_GIVEN REQUEST_
Only lines with the word "xlabel" are needed; collect each of them from the listing below.

_RECORD LIST_
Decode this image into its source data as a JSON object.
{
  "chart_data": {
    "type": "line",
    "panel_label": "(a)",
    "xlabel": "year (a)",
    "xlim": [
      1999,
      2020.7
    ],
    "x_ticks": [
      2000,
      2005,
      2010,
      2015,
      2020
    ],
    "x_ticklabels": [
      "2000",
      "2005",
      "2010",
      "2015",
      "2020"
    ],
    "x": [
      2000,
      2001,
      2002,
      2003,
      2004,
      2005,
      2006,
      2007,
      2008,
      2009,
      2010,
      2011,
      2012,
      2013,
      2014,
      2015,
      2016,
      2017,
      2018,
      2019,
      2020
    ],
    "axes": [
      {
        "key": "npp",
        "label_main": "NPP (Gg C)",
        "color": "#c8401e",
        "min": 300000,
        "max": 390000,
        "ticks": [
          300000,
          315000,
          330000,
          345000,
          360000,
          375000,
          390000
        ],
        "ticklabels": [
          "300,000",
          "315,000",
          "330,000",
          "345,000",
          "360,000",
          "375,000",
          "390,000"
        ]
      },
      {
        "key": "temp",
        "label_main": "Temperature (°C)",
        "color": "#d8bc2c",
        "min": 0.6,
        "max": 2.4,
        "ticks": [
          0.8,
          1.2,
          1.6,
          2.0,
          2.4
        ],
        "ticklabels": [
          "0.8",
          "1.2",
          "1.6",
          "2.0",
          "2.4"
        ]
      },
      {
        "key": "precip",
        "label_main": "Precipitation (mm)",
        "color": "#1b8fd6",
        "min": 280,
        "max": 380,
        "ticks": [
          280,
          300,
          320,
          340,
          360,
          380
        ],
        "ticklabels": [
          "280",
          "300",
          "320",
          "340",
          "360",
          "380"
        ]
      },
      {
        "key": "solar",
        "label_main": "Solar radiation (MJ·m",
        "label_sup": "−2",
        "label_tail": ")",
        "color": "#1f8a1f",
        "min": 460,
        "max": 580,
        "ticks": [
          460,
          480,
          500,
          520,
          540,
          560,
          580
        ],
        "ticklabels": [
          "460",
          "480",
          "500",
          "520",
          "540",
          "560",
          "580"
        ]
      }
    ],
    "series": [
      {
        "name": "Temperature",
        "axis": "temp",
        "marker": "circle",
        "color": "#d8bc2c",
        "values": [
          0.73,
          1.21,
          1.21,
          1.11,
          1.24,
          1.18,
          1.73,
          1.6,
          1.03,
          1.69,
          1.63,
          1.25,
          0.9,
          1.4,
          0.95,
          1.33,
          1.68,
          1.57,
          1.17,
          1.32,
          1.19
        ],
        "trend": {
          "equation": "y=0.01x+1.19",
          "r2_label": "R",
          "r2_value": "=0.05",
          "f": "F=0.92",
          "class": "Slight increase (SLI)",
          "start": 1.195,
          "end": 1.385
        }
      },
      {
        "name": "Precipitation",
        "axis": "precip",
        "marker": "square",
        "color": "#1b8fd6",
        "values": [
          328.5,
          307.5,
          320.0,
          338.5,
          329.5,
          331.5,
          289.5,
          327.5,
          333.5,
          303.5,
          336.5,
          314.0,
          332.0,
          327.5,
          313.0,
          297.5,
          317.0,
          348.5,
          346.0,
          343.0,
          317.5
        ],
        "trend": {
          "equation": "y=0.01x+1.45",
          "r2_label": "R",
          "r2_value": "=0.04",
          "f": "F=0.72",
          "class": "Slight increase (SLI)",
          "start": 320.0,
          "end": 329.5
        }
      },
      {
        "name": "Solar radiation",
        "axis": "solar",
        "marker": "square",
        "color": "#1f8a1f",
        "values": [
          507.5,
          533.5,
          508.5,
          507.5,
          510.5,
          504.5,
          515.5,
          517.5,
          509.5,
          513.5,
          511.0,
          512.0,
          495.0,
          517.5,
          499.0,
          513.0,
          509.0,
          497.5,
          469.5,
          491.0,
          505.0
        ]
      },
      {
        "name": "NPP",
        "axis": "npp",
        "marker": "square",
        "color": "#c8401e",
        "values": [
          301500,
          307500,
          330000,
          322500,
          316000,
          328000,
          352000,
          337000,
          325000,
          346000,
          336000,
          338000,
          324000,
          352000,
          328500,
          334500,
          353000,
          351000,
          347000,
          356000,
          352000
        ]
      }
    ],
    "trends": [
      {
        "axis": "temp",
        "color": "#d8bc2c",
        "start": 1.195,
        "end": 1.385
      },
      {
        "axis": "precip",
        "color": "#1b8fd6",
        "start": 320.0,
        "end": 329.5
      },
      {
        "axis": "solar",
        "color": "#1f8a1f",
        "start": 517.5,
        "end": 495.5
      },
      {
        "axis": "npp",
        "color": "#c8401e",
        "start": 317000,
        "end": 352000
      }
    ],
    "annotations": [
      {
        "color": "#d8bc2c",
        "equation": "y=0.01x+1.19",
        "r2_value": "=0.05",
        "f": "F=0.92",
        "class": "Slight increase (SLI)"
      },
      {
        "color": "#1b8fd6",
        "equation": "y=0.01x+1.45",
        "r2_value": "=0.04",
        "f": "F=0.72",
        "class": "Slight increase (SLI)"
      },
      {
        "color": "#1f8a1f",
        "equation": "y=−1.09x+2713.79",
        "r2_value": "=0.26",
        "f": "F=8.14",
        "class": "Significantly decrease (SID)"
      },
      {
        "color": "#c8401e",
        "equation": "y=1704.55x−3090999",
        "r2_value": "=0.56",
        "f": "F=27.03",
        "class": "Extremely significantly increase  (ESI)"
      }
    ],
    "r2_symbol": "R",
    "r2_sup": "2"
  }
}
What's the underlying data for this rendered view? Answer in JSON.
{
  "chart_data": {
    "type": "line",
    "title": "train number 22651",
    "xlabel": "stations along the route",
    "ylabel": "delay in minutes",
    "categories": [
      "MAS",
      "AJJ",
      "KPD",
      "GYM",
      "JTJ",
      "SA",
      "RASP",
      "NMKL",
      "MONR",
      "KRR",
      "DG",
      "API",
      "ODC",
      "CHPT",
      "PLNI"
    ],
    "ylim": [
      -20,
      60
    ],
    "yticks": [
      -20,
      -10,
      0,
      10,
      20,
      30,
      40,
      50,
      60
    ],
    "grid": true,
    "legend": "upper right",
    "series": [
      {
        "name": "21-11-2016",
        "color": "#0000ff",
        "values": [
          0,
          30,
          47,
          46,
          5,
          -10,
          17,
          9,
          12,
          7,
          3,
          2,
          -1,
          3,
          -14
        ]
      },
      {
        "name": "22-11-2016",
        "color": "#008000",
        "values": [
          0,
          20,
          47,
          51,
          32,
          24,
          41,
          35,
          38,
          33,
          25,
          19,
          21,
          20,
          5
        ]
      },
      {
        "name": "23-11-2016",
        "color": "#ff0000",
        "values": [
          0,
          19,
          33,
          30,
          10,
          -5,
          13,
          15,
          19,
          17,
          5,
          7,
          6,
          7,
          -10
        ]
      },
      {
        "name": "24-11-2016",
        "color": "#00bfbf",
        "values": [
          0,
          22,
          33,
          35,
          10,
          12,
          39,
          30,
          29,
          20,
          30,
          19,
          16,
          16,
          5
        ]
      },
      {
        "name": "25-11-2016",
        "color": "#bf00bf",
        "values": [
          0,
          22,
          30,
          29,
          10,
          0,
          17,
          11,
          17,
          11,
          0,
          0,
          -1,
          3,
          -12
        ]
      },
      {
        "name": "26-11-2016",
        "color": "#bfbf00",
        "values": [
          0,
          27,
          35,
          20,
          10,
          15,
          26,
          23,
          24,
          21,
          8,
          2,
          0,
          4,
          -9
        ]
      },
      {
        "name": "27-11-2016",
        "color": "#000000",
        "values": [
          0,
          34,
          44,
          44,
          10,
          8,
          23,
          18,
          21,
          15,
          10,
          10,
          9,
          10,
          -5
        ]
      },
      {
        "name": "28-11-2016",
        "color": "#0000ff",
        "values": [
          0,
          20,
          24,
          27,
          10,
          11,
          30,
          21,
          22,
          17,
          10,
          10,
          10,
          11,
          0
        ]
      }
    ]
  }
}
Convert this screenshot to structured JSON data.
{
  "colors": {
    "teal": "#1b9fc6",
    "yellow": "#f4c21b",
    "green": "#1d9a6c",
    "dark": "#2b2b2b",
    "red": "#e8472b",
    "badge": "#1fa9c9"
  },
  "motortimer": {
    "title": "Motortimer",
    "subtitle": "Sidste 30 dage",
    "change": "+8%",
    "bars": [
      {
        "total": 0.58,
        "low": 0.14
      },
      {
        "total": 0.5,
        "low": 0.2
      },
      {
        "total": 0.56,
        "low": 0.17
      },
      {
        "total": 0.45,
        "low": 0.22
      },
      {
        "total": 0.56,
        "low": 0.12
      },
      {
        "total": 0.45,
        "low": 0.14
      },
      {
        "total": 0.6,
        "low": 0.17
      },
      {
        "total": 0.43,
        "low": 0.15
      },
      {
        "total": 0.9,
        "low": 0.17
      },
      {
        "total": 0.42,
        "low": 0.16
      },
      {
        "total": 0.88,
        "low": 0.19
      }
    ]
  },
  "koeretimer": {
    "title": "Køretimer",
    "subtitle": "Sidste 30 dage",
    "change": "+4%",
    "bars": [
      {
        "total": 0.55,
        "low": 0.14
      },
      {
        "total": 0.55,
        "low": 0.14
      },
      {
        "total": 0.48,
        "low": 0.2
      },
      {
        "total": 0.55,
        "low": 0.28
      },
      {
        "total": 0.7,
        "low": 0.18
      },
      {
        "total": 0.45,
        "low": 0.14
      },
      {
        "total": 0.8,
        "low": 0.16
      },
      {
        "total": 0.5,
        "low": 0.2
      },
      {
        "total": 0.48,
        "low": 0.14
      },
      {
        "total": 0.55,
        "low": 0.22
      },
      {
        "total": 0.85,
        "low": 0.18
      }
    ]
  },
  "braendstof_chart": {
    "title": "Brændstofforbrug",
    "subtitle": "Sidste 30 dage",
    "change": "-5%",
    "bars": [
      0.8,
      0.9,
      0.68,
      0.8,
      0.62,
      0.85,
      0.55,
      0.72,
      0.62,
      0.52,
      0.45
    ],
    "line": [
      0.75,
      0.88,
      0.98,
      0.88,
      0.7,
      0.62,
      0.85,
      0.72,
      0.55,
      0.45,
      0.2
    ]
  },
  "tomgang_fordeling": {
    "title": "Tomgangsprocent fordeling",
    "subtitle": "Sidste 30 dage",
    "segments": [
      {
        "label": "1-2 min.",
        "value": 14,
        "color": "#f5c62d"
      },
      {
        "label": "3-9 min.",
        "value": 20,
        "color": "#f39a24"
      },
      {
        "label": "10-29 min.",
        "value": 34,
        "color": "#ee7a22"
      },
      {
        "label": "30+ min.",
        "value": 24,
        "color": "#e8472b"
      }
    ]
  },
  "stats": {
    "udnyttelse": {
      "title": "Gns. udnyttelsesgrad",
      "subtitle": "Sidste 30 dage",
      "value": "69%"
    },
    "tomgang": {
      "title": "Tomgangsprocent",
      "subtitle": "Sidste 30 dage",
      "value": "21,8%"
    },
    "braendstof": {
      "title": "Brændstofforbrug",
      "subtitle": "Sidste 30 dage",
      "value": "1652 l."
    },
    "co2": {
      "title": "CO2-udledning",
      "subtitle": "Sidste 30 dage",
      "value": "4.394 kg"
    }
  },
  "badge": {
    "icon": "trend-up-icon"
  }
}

_SOLVED PROBLEM_
    "xlabel": "year (a)",
    "xlabel": "stations along the route",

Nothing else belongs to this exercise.